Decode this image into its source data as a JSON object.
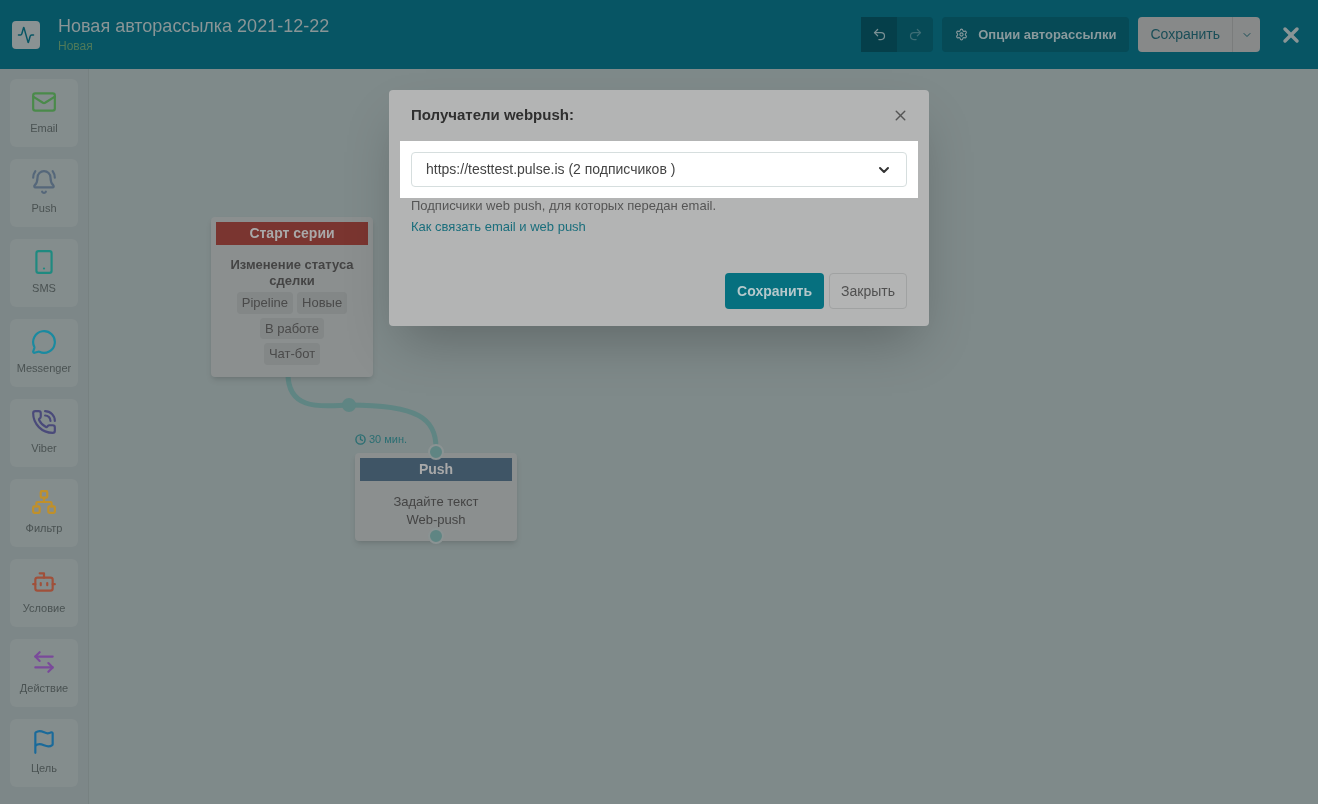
{
  "header": {
    "title": "Новая авторассылка 2021-12-22",
    "status": "Новая",
    "options_button": "Опции авторассылки",
    "save_button": "Сохранить"
  },
  "sidebar": {
    "items": [
      {
        "kind": "email",
        "label": "Email"
      },
      {
        "kind": "push",
        "label": "Push"
      },
      {
        "kind": "sms",
        "label": "SMS"
      },
      {
        "kind": "messenger",
        "label": "Messenger"
      },
      {
        "kind": "viber",
        "label": "Viber"
      },
      {
        "kind": "filter",
        "label": "Фильтр"
      },
      {
        "kind": "condition",
        "label": "Условие"
      },
      {
        "kind": "action",
        "label": "Действие"
      },
      {
        "kind": "goal",
        "label": "Цель"
      }
    ]
  },
  "canvas": {
    "nodes": [
      {
        "kind": "start",
        "header": "Старт серии",
        "title": "Изменение статуса сделки",
        "tags": [
          "Pipeline",
          "Новые",
          "В работе",
          "Чат-бот"
        ]
      },
      {
        "kind": "push",
        "header": "Push",
        "text": "Задайте текст Web-push",
        "delay": "30 мин."
      }
    ]
  },
  "dialog": {
    "title": "Получатели webpush:",
    "select_value": "https://testtest.pulse.is (2 подписчиков )",
    "hint": "Подписчики web push, для которых передан email.",
    "link": "Как связать email и web push",
    "save_button": "Сохранить",
    "close_button": "Закрыть"
  }
}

○ ○ ○ ○ ○

> [THE EXERCISE]
Retype every entry verbatim and exclude the pictures from the copy.

> [COMPLETE OUTPUT]
Decode this image into its source data as a JSON object.
{
  "header": {
    "title": "Новая авторассылка 2021-12-22",
    "status": "Новая",
    "options_button": "Опции авторассылки",
    "save_button": "Сохранить"
  },
  "sidebar": {
    "items": [
      {
        "kind": "email",
        "label": "Email"
      },
      {
        "kind": "push",
        "label": "Push"
      },
      {
        "kind": "sms",
        "label": "SMS"
      },
      {
        "kind": "messenger",
        "label": "Messenger"
      },
      {
        "kind": "viber",
        "label": "Viber"
      },
      {
        "kind": "filter",
        "label": "Фильтр"
      },
      {
        "kind": "condition",
        "label": "Условие"
      },
      {
        "kind": "action",
        "label": "Действие"
      },
      {
        "kind": "goal",
        "label": "Цель"
      }
    ]
  },
  "canvas": {
    "nodes": [
      {
        "kind": "start",
        "header": "Старт серии",
        "title": "Изменение статуса сделки",
        "tags": [
          "Pipeline",
          "Новые",
          "В работе",
          "Чат-бот"
        ]
      },
      {
        "kind": "push",
        "header": "Push",
        "text": "Задайте текст Web-push",
        "delay": "30 мин."
      }
    ]
  },
  "dialog": {
    "title": "Получатели webpush:",
    "select_value": "https://testtest.pulse.is (2 подписчиков )",
    "hint": "Подписчики web push, для которых передан email.",
    "link": "Как связать email и web push",
    "save_button": "Сохранить",
    "close_button": "Закрыть"
  }
}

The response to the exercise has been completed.